◆ Request
Look through the data and write out every line with the word "lektor" in it.

◆ Available data
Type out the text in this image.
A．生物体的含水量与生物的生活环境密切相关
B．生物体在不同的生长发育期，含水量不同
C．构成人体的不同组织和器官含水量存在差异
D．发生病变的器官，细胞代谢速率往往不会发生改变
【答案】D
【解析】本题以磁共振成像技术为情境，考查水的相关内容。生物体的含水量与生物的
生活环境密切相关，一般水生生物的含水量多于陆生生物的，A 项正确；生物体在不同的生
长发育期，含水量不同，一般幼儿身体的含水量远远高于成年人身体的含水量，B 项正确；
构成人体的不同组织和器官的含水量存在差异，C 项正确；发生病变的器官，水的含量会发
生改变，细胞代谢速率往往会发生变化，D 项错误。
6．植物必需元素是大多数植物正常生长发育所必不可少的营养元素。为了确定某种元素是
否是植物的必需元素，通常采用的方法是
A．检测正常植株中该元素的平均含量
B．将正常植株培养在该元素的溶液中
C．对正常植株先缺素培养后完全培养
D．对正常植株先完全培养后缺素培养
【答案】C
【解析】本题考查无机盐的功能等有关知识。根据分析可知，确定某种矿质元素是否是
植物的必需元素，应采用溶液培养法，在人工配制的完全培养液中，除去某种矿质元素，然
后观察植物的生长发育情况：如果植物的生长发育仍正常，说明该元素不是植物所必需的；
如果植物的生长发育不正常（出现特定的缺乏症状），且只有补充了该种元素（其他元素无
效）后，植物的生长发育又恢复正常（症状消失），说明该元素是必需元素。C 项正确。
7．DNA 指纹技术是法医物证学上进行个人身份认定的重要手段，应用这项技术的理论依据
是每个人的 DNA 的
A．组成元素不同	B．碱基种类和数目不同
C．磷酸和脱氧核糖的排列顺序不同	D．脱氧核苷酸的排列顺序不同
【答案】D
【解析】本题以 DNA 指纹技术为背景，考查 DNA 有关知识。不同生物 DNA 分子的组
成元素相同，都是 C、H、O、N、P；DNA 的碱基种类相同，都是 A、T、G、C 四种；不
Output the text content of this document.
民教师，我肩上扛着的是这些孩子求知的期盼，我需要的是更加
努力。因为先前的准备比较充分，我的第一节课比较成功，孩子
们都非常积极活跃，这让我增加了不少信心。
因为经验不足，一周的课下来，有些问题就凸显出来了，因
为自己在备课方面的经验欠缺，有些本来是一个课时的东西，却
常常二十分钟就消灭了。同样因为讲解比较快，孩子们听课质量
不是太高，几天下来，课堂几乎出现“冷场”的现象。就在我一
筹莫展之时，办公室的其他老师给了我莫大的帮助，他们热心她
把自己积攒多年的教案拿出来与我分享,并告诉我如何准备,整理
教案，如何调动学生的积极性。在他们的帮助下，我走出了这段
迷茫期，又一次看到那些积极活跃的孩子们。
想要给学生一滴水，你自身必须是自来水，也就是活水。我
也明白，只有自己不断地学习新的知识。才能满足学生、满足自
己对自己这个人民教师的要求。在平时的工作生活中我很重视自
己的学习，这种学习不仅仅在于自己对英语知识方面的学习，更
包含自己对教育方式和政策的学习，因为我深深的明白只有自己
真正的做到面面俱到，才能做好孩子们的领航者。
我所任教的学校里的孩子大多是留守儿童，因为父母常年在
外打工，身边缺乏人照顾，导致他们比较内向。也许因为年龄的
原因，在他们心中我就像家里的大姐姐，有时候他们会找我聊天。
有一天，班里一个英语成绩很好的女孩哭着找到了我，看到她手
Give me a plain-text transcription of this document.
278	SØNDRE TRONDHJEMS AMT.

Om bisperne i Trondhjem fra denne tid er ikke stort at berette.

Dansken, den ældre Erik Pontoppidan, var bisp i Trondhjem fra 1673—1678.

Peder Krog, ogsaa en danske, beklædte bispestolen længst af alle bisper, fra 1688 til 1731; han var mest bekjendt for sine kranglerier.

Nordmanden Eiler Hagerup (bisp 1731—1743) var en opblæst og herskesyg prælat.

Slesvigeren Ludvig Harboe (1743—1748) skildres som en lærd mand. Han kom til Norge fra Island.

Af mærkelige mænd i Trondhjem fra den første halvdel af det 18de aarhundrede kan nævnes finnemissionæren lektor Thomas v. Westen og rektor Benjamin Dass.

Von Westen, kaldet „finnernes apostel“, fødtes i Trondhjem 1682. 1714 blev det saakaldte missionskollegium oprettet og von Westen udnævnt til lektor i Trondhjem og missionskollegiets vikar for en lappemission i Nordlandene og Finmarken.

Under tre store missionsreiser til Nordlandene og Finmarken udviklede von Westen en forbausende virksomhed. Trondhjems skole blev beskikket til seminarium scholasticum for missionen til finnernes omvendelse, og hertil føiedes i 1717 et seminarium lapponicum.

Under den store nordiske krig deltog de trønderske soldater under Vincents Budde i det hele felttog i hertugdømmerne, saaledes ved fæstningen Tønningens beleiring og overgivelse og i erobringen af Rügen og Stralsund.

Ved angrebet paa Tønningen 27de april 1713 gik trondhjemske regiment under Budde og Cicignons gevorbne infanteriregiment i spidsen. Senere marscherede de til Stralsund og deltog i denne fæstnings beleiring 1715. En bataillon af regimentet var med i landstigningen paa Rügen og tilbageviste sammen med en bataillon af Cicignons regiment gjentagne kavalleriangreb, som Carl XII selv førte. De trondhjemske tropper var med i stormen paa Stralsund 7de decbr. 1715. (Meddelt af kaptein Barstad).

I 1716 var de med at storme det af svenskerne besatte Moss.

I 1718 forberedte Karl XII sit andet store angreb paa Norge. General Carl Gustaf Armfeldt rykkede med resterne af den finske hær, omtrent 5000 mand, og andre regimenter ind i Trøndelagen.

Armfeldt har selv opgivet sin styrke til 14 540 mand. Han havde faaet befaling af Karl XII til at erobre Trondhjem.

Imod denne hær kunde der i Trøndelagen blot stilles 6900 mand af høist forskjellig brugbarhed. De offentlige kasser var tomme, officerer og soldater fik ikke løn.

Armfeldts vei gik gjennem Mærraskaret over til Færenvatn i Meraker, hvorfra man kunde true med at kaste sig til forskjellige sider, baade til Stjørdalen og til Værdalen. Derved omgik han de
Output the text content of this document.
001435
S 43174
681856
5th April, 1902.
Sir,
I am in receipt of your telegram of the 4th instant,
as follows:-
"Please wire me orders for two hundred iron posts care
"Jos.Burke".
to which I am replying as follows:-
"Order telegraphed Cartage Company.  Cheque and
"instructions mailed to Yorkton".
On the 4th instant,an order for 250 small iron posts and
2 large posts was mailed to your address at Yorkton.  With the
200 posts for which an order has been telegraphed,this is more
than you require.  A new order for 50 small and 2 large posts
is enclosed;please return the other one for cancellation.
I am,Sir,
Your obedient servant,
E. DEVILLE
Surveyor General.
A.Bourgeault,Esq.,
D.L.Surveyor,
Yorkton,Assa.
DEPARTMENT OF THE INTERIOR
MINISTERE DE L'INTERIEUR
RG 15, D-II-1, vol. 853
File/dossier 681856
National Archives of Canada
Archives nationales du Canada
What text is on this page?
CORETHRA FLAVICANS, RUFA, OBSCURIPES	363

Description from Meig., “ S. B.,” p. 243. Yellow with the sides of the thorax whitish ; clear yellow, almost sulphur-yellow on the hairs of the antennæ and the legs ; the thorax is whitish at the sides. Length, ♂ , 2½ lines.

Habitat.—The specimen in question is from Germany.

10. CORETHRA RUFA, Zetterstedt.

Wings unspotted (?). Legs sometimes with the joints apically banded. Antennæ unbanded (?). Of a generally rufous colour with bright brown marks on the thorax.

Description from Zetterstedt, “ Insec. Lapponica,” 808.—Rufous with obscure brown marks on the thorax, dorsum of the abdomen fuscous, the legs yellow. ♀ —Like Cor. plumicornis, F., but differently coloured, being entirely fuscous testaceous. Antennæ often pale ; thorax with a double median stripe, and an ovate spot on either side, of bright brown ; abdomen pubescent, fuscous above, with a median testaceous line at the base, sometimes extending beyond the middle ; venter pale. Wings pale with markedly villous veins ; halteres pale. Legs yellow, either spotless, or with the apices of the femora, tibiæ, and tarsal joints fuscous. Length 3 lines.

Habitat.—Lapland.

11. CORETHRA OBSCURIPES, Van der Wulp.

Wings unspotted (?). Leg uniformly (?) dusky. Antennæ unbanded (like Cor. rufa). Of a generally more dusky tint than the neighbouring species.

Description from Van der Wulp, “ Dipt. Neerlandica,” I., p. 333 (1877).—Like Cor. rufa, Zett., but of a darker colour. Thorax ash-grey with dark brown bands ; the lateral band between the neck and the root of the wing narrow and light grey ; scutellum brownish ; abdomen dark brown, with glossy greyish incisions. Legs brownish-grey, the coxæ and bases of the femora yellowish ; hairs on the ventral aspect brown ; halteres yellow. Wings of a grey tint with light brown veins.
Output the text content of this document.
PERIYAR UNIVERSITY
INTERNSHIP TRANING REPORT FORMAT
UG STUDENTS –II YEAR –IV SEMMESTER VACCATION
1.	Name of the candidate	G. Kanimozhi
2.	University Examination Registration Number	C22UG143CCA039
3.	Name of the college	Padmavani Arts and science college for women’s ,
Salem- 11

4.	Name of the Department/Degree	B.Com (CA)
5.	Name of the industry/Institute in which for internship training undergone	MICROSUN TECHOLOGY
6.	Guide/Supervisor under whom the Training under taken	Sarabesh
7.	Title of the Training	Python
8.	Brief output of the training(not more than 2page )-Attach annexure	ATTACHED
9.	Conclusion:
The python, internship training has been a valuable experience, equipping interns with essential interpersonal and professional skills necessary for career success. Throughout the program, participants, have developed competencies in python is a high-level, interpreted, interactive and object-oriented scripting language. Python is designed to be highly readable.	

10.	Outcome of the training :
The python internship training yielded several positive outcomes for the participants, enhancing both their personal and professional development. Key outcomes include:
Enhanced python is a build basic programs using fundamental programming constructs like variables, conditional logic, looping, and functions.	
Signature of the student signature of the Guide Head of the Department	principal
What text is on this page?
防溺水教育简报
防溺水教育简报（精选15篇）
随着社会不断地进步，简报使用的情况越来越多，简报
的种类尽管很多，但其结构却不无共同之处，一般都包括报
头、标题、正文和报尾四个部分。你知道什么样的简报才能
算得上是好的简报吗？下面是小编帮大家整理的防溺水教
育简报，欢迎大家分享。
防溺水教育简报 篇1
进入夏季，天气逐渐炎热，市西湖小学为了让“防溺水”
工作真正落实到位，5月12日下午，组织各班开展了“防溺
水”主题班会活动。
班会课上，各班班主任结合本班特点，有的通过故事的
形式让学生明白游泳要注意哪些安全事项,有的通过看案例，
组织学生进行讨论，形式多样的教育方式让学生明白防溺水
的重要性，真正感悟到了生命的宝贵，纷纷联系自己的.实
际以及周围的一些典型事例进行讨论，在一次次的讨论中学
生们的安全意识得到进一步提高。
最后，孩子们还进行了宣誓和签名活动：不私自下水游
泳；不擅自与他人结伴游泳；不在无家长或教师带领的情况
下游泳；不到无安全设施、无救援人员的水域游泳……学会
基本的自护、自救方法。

◆ Answer to this exercise
Af mærkelige mænd i Trondhjem fra den første halvdel af det 18de aarhundrede kan nævnes finnemissionæren lektor Thomas v. Westen og rektor Benjamin Dass.
Von Westen, kaldet „finnernes apostel“, fødtes i Trondhjem 1682. 1714 blev det saakaldte missionskollegium oprettet og von Westen udnævnt til lektor i Trondhjem og missionskollegiets vikar for en lappemission i Nordlandene og Finmarken.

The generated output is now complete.